(Entries with figure data)
---
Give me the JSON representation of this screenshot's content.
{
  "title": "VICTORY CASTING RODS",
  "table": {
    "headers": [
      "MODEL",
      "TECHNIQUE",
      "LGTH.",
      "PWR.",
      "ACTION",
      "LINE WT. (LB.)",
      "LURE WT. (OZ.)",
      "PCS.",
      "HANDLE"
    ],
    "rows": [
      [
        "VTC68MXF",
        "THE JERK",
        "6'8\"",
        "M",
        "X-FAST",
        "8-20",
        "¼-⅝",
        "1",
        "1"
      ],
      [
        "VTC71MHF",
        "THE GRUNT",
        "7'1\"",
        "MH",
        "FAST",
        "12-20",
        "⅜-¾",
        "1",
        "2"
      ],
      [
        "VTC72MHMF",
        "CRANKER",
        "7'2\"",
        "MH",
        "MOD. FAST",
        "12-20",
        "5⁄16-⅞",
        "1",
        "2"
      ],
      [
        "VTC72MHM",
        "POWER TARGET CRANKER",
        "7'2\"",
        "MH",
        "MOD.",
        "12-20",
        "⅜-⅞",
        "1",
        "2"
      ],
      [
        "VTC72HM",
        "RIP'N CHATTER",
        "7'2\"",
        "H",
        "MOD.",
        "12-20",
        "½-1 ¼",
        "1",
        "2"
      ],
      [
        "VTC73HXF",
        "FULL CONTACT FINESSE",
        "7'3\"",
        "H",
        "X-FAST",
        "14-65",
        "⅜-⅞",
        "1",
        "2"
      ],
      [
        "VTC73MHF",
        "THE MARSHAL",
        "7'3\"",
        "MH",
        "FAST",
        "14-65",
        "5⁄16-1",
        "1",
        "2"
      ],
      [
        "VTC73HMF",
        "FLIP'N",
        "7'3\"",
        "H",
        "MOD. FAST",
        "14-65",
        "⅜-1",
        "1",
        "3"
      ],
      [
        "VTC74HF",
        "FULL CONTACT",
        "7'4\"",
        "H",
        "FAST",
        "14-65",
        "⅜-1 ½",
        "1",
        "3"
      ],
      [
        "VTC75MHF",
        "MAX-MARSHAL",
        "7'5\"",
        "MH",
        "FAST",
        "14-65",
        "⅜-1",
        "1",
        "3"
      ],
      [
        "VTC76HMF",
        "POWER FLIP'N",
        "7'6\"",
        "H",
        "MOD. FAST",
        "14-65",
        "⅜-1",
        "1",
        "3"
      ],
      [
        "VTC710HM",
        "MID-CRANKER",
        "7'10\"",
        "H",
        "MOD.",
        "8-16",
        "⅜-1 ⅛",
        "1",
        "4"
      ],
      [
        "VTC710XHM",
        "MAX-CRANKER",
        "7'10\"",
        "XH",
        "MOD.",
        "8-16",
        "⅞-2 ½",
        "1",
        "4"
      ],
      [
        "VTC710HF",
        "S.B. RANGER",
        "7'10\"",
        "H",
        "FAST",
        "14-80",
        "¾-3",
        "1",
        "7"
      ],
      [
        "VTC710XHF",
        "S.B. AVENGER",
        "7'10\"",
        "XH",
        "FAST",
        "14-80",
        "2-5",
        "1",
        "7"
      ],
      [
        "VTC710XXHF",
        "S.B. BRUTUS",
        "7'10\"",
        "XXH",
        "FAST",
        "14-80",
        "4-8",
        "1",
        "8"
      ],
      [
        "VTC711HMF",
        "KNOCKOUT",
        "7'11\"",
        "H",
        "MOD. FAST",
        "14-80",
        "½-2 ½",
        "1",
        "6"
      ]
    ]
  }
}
---
§ **REQUIRED TASK**: All of the records must be repeated exactly.

§ **ANSWER FOR THE TASK**:
Give me the JSON representation of this screenshot's content.
{
  "title": "VICTORY CASTING RODS",
  "table": {
    "headers": [
      "MODEL",
      "TECHNIQUE",
      "LGTH.",
      "PWR.",
      "ACTION",
      "LINE WT. (LB.)",
      "LURE WT. (OZ.)",
      "PCS.",
      "HANDLE"
    ],
    "rows": [
      [
        "VTC68MXF",
        "THE JERK",
        "6'8\"",
        "M",
        "X-FAST",
        "8-20",
        "¼-⅝",
        "1",
        "1"
      ],
      [
        "VTC71MHF",
        "THE GRUNT",
        "7'1\"",
        "MH",
        "FAST",
        "12-20",
        "⅜-¾",
        "1",
        "2"
      ],
      [
        "VTC72MHMF",
        "CRANKER",
        "7'2\"",
        "MH",
        "MOD. FAST",
        "12-20",
        "5⁄16-⅞",
        "1",
        "2"
      ],
      [
        "VTC72MHM",
        "POWER TARGET CRANKER",
        "7'2\"",
        "MH",
        "MOD.",
        "12-20",
        "⅜-⅞",
        "1",
        "2"
      ],
      [
        "VTC72HM",
        "RIP'N CHATTER",
        "7'2\"",
        "H",
        "MOD.",
        "12-20",
        "½-1 ¼",
        "1",
        "2"
      ],
      [
        "VTC73HXF",
        "FULL CONTACT FINESSE",
        "7'3\"",
        "H",
        "X-FAST",
        "14-65",
        "⅜-⅞",
        "1",
        "2"
      ],
      [
        "VTC73MHF",
        "THE MARSHAL",
        "7'3\"",
        "MH",
        "FAST",
        "14-65",
        "5⁄16-1",
        "1",
        "2"
      ],
      [
        "VTC73HMF",
        "FLIP'N",
        "7'3\"",
        "H",
        "MOD. FAST",
        "14-65",
        "⅜-1",
        "1",
        "3"
      ],
      [
        "VTC74HF",
        "FULL CONTACT",
        "7'4\"",
        "H",
        "FAST",
        "14-65",
        "⅜-1 ½",
        "1",
        "3"
      ],
      [
        "VTC75MHF",
        "MAX-MARSHAL",
        "7'5\"",
        "MH",
        "FAST",
        "14-65",
        "⅜-1",
        "1",
        "3"
      ],
      [
        "VTC76HMF",
        "POWER FLIP'N",
        "7'6\"",
        "H",
        "MOD. FAST",
        "14-65",
        "⅜-1",
        "1",
        "3"
      ],
      [
        "VTC710HM",
        "MID-CRANKER",
        "7'10\"",
        "H",
        "MOD.",
        "8-16",
        "⅜-1 ⅛",
        "1",
        "4"
      ],
      [
        "VTC710XHM",
        "MAX-CRANKER",
        "7'10\"",
        "XH",
        "MOD.",
        "8-16",
        "⅞-2 ½",
        "1",
        "4"
      ],
      [
        "VTC710HF",
        "S.B. RANGER",
        "7'10\"",
        "H",
        "FAST",
        "14-80",
        "¾-3",
        "1",
        "7"
      ],
      [
        "VTC710XHF",
        "S.B. AVENGER",
        "7'10\"",
        "XH",
        "FAST",
        "14-80",
        "2-5",
        "1",
        "7"
      ],
      [
        "VTC710XXHF",
        "S.B. BRUTUS",
        "7'10\"",
        "XXH",
        "FAST",
        "14-80",
        "4-8",
        "1",
        "8"
      ],
      [
        "VTC711HMF",
        "KNOCKOUT",
        "7'11\"",
        "H",
        "MOD. FAST",
        "14-80",
        "½-2 ½",
        "1",
        "6"
      ]
    ]
  }
}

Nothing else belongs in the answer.